## EXTRACT
::::::::::

Studio album by Lynn Anderson
- Released: October 1971
- Recorded: July 1971
- Studio: Columbia (Nashville, Tennessee)
- Genre: Countrypolitan
- Label: Columbia
- Producer: Glenn Sutton, Clive Davis

Lynn Anderson chronology
| Lynn Anderson (1971) | How Can I Unlove You (1971) | The Christmas Album (1971) |

= How Can I Unlove You (album) =

How Can I Unlove You is an album by country music singer Lynn Anderson, released in 1971.

The album's title is derived from Anderson's No. 1 hit single late that year, "How Can I Unlove You". Written by Joe South (who had previously written her 1970 No. 1 country and pop hit, "(I Never Promised You A) Rose Garden"), the song also reached No. 63 on the pop music chart and No. 30 on the adult contemporary chart, and was Anderson's third No. 1 hit. This album includes covers of such songs as John Denver's "Take Me Home, Country Roads" and Freddie Hart's "Easy Loving". The album also includes a remake of Anderson's mother Liz's 1970 minor hit, "All Day Sucker".

::::::::::

## GIVEN EXERCISE 1
What is the source of the title that the album article gives for How Can I Unlove You?
## GIVEN EXERCISE 2
Please set down the passage of the album article starting at "Lynn Anderson chronology" and ending at "released in 1971.", word for word.

[Entries taken from a collection]
::::::::::

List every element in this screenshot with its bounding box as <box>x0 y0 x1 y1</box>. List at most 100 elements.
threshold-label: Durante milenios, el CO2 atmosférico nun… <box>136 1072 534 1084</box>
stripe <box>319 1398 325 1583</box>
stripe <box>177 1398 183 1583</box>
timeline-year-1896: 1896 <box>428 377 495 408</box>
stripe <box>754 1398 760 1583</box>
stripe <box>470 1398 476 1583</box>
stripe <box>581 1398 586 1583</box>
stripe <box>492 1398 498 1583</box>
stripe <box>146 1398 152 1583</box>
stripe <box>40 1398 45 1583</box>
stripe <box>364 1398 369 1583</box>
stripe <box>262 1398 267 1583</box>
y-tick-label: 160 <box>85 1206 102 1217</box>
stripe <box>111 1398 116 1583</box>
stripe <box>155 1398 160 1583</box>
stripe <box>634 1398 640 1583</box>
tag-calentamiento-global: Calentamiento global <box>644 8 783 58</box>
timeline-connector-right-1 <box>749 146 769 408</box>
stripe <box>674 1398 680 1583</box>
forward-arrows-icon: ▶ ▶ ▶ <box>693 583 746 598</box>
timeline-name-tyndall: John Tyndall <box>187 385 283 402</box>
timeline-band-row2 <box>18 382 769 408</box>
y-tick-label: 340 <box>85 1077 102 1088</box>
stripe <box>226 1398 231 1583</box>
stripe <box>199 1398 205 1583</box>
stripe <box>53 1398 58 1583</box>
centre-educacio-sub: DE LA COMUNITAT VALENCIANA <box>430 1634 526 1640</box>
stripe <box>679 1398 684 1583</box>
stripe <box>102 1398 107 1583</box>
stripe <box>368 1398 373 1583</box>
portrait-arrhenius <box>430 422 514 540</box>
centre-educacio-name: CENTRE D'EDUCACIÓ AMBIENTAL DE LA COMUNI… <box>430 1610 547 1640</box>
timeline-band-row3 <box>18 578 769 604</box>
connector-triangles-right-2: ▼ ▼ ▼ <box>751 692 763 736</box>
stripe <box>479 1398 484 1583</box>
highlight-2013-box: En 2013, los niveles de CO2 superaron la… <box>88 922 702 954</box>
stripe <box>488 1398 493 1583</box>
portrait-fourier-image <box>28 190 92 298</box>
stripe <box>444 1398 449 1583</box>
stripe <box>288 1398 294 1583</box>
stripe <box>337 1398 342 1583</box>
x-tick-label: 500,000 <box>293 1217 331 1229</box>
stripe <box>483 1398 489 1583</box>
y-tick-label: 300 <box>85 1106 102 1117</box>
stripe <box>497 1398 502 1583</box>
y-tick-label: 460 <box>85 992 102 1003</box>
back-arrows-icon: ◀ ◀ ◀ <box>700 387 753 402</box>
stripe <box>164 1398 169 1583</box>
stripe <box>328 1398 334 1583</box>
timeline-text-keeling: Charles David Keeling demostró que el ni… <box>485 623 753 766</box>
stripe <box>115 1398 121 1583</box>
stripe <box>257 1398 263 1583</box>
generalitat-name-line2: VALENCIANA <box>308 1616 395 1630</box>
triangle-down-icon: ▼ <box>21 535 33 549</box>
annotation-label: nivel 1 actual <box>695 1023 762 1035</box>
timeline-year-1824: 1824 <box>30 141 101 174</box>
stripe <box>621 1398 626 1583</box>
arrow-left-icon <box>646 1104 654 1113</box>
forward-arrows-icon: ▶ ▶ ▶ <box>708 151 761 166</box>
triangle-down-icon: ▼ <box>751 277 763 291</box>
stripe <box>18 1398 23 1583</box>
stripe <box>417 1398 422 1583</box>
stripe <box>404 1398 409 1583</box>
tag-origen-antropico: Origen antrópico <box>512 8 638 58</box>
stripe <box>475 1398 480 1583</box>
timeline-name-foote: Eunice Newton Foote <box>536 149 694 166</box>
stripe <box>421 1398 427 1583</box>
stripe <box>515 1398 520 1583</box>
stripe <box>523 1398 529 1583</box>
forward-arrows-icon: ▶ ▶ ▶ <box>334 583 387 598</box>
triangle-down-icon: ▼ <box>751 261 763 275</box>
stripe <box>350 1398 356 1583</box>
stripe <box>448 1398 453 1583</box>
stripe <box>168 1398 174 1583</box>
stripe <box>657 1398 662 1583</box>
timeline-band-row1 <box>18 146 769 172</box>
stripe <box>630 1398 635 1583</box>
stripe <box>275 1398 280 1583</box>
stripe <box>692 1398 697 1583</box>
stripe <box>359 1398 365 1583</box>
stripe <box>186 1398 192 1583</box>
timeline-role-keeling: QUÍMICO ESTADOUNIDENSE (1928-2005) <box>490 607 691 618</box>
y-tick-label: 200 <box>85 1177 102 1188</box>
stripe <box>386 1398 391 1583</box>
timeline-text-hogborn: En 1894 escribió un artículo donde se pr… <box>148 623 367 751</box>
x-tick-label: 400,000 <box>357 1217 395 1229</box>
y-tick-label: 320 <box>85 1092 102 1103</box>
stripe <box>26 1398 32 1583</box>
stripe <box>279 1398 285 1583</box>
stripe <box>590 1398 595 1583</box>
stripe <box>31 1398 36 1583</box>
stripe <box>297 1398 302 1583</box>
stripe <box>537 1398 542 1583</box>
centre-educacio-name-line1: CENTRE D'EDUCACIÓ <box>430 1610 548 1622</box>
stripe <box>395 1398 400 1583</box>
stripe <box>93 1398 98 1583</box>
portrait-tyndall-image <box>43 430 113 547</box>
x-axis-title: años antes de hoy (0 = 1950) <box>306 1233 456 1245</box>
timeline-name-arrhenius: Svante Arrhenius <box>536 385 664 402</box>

::::::::::

## EXPECTED ANSWER 1
The album takes its title from Anderson's No. 1 hit single of late 1971, "How Can I Unlove You."

## EXPECTED ANSWER 2
Lynn Anderson chronology
| Lynn Anderson (1971) | How Can I Unlove You (1971) | The Christmas Album (1971) |

= How Can I Unlove You (album) =

How Can I Unlove You is an album by country music singer Lynn Anderson, released in 1971.